• Requirement: Scan each line of the records for the word "name" and extract the ones that have it.

• Input rows:
+ + + + + + +

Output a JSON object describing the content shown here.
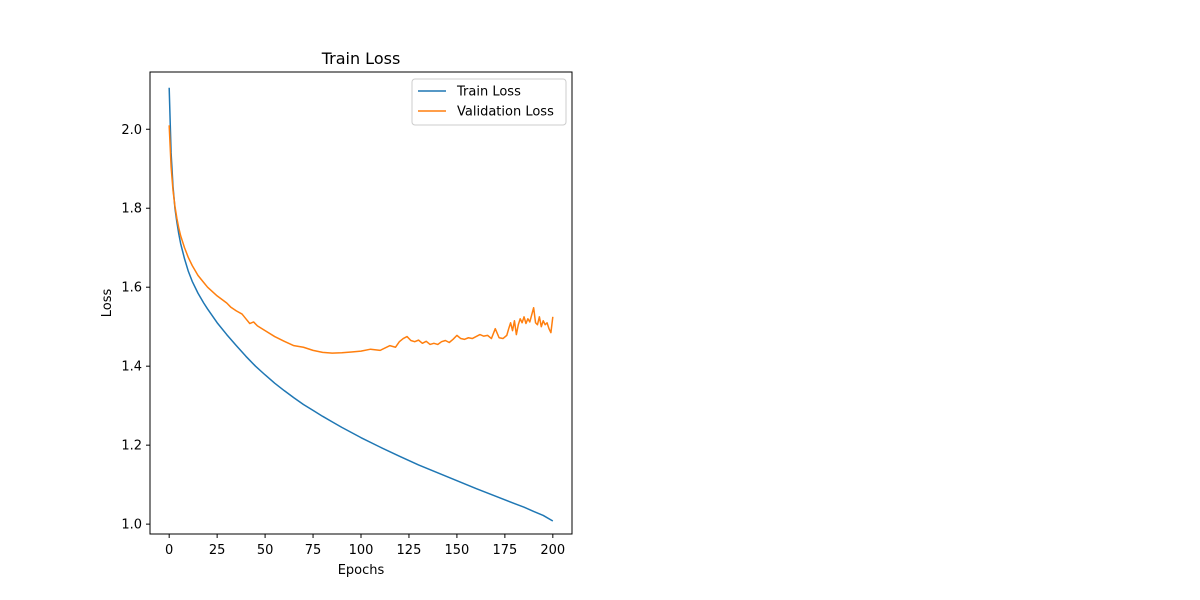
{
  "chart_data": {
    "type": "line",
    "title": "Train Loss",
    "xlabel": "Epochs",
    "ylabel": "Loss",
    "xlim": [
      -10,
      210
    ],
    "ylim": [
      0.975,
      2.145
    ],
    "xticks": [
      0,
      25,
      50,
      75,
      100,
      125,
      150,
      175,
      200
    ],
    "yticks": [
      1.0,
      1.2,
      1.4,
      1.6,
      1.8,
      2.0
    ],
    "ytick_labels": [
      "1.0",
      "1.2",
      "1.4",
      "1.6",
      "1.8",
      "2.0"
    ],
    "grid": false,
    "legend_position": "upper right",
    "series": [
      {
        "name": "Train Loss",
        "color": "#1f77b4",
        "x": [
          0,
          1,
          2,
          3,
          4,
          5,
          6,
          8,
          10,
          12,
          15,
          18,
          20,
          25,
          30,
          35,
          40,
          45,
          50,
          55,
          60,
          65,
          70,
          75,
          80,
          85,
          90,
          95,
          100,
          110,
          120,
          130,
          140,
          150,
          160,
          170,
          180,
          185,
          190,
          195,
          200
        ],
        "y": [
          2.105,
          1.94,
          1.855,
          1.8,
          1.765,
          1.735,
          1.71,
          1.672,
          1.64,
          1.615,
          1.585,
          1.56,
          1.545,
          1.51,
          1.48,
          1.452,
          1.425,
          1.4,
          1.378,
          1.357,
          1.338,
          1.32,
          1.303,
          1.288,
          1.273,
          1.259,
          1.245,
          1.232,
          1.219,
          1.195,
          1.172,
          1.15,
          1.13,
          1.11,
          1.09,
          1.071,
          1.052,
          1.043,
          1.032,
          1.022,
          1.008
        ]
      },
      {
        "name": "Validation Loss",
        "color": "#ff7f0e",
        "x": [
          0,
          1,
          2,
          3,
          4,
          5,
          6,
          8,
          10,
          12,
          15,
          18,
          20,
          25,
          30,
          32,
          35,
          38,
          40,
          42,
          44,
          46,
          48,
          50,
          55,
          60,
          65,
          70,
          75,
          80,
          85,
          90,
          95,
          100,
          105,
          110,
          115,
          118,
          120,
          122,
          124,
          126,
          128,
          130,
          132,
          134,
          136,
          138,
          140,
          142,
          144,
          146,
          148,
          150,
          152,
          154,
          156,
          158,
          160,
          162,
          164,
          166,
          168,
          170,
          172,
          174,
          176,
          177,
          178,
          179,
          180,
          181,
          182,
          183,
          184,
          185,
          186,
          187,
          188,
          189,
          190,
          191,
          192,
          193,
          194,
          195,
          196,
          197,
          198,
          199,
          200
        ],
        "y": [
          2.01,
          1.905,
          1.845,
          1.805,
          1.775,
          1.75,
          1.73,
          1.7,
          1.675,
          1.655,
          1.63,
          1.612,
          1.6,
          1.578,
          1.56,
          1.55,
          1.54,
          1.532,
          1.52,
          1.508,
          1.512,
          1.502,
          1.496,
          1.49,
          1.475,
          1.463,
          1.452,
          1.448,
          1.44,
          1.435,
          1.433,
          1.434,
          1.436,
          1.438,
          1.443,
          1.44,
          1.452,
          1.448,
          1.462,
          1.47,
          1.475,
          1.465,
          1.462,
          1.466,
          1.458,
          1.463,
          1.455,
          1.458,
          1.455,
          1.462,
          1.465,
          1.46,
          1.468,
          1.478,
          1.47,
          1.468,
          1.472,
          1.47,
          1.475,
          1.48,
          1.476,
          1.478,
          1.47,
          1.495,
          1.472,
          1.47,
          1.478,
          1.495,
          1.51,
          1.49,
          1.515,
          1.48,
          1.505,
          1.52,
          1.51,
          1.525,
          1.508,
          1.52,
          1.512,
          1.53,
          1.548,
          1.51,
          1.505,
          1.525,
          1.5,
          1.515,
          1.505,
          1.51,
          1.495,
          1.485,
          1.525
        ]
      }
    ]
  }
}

+ + + + + + +

• Output of the task:
        "name": "Train Loss",
        "name": "Validation Loss",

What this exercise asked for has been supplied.